Exercise instructions -> Rewrite the stretch of lines from the one containing "eu-logo: EUROPEAN UNION" through the one containing "purple-accent-tab bbox=[605, 345, 723, 354]", replacing "feature-text" with "feature-label" and leaving everything else unchanged. Output only those lines.

──────── Given records

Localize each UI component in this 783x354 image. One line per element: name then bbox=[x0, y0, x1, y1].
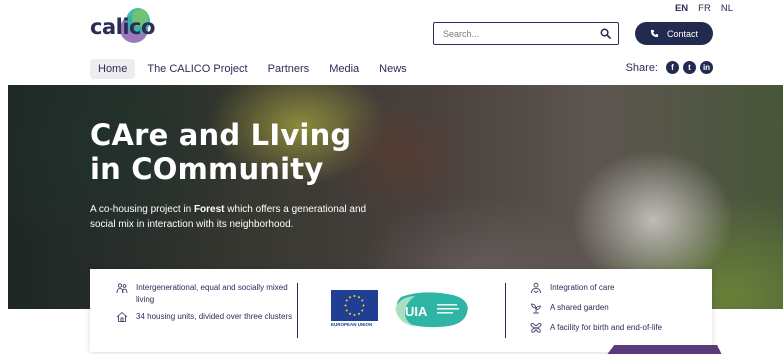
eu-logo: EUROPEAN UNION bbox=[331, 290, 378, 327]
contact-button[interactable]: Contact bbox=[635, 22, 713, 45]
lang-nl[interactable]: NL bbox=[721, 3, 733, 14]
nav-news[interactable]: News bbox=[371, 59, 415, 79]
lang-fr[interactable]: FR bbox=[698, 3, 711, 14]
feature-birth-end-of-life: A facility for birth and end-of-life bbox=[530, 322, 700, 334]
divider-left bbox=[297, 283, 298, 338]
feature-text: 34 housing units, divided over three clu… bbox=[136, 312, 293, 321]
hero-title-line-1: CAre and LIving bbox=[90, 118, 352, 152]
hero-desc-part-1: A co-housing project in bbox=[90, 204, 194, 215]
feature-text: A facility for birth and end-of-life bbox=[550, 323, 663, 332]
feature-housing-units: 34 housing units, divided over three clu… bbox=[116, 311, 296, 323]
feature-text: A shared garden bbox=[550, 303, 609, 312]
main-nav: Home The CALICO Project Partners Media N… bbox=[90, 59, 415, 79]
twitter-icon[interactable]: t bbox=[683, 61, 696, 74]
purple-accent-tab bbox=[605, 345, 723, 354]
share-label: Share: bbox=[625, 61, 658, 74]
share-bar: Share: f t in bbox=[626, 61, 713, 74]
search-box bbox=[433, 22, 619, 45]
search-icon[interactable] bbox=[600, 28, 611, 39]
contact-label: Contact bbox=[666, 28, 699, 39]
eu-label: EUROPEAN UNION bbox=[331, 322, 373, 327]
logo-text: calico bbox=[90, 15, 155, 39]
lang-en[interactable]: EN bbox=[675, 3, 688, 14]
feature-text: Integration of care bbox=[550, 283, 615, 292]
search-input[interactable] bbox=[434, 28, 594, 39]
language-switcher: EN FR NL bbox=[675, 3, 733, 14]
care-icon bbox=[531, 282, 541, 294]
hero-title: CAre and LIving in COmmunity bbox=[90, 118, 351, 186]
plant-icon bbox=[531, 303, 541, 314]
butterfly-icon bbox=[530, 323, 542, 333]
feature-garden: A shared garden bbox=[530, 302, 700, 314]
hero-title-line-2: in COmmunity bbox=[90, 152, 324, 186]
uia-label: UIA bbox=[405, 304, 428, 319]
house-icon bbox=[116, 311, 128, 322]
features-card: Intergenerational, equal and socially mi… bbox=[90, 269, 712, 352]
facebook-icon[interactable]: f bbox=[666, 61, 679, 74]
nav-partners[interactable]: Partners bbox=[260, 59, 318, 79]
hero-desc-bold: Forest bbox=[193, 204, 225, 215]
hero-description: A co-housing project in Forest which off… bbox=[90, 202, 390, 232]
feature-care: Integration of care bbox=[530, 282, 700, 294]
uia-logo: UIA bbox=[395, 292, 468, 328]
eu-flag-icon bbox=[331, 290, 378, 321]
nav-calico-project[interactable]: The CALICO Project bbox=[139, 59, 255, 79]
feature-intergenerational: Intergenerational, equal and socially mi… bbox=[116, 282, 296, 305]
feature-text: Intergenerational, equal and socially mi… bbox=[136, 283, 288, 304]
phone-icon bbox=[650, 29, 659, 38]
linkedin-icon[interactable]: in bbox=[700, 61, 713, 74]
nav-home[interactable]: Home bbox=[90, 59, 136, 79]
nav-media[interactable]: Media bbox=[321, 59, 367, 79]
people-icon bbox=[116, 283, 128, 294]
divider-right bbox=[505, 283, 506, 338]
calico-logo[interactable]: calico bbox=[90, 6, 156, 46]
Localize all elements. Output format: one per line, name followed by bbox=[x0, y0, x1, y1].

────────────────
──────── Given records

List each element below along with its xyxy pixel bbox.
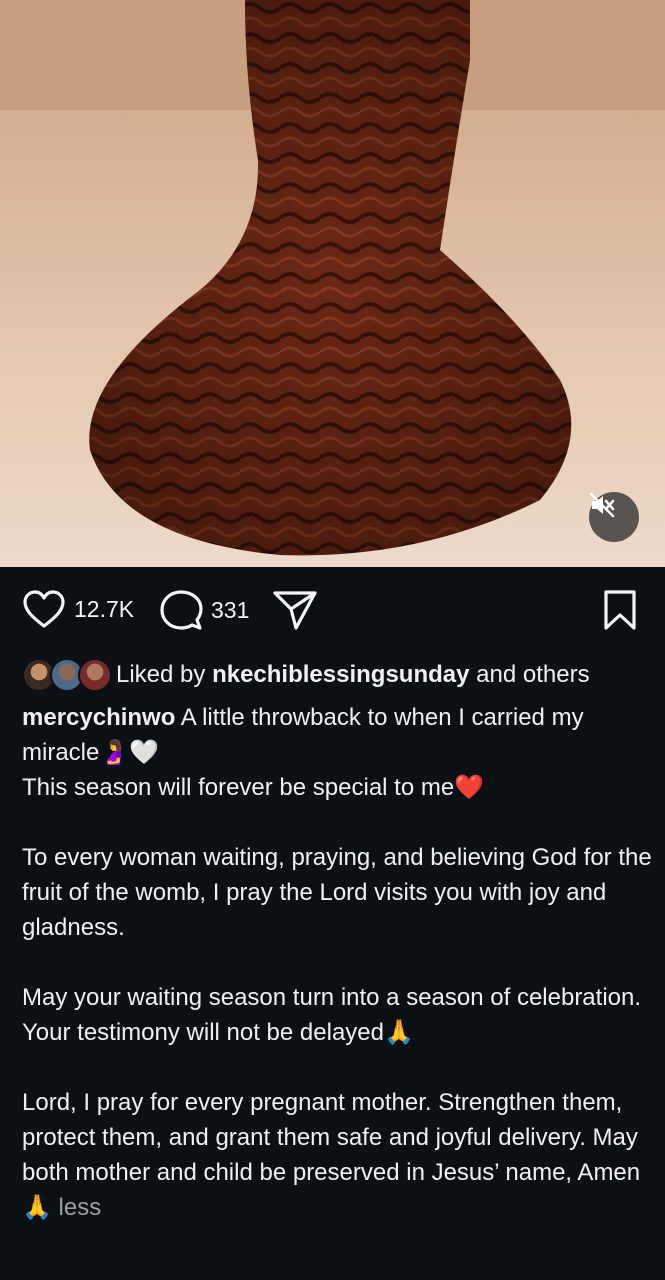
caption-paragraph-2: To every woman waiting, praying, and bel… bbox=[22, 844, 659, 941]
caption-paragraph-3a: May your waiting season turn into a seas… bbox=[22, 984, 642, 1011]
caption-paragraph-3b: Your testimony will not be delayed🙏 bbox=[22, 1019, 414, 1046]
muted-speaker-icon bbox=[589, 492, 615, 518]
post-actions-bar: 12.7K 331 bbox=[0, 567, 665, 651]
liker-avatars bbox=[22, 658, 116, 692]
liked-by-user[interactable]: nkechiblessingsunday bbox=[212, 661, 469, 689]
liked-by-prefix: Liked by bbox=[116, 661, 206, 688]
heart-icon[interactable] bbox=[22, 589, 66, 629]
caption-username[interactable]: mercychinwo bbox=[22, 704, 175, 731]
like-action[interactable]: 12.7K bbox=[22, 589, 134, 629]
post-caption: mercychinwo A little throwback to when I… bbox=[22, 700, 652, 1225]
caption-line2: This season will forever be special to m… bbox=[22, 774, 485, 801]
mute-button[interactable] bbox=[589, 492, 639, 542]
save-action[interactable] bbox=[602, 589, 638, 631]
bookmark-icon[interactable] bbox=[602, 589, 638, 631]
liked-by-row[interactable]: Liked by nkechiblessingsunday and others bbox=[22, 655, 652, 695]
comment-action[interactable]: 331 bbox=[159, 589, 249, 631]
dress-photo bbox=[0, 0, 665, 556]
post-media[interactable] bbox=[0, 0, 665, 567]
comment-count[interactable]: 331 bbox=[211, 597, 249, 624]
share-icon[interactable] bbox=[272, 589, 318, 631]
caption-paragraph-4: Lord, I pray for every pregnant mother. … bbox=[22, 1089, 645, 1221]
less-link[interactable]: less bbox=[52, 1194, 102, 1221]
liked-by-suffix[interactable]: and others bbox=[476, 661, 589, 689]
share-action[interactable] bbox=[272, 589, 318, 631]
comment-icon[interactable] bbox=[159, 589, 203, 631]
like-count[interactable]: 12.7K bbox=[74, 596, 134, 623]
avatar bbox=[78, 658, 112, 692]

────────────────
──────── Given records

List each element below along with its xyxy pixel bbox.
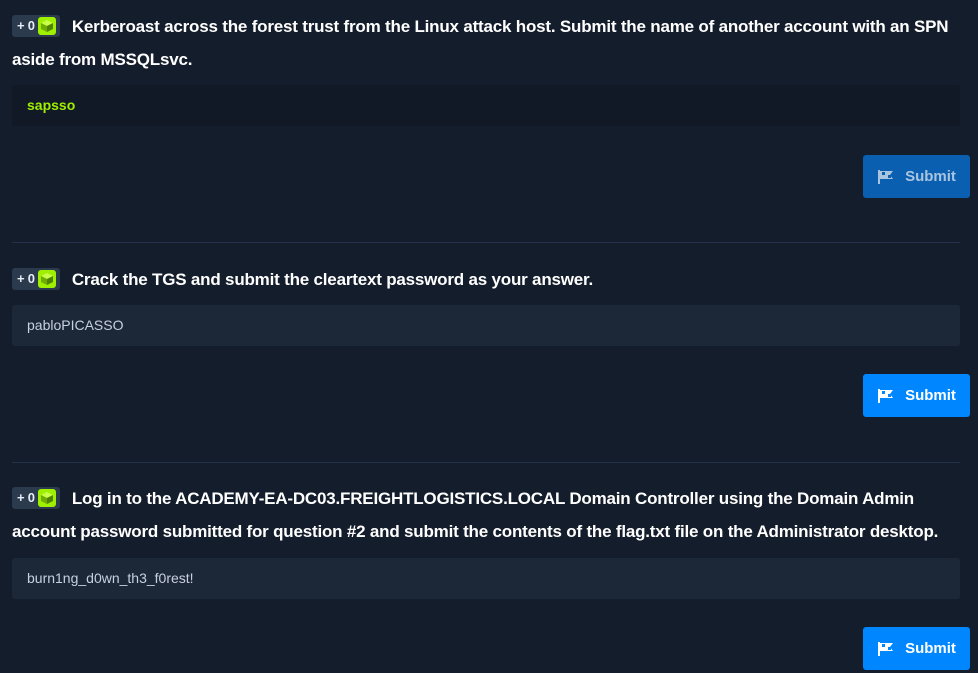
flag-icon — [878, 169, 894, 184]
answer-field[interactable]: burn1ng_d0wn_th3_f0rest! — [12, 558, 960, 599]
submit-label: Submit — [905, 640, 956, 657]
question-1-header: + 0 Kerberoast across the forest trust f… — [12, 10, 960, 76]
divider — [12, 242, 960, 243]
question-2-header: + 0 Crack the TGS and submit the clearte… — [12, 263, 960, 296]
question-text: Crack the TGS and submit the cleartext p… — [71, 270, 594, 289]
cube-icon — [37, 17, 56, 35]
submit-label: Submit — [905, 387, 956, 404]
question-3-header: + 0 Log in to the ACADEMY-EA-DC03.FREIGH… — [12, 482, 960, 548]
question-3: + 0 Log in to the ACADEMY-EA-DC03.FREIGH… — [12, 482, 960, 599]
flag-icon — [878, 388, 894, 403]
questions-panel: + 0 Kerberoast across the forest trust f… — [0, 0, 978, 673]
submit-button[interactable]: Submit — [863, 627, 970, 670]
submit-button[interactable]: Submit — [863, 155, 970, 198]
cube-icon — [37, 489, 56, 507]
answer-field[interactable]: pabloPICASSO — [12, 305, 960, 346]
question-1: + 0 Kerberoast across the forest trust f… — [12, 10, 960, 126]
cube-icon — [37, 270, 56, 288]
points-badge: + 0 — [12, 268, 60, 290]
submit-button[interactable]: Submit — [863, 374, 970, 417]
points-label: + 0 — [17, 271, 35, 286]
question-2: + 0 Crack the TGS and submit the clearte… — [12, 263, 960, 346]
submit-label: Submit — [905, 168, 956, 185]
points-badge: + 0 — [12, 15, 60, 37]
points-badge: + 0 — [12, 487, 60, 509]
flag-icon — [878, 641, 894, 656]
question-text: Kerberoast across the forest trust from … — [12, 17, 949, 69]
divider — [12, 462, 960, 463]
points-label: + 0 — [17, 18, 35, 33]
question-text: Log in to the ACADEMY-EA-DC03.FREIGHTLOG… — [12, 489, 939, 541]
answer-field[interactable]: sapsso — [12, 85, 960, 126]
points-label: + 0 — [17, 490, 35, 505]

────────────────

The response ->
eu-logo: EUROPEAN UNION bbox=[331, 290, 378, 327]
contact-button[interactable]: Contact bbox=[635, 22, 713, 45]
lang-nl[interactable]: NL bbox=[721, 3, 733, 14]
nav-news[interactable]: News bbox=[371, 59, 415, 79]
lang-fr[interactable]: FR bbox=[698, 3, 711, 14]
feature-birth-end-of-life: A facility for birth and end-of-life bbox=[530, 322, 700, 334]
divider-left bbox=[297, 283, 298, 338]
feature-label: 34 housing units, divided over three clu… bbox=[136, 312, 293, 321]
hero-title-line-1: CAre and LIving bbox=[90, 118, 352, 152]
hero-desc-part-1: A co-housing project in bbox=[90, 204, 194, 215]
feature-label: A facility for birth and end-of-life bbox=[550, 323, 663, 332]
feature-housing-units: 34 housing units, divided over three clu… bbox=[116, 311, 296, 323]
feature-label: A shared garden bbox=[550, 303, 609, 312]
main-nav: Home The CALICO Project Partners Media N… bbox=[90, 59, 415, 79]
twitter-icon[interactable]: t bbox=[683, 61, 696, 74]
purple-accent-tab bbox=[605, 345, 723, 354]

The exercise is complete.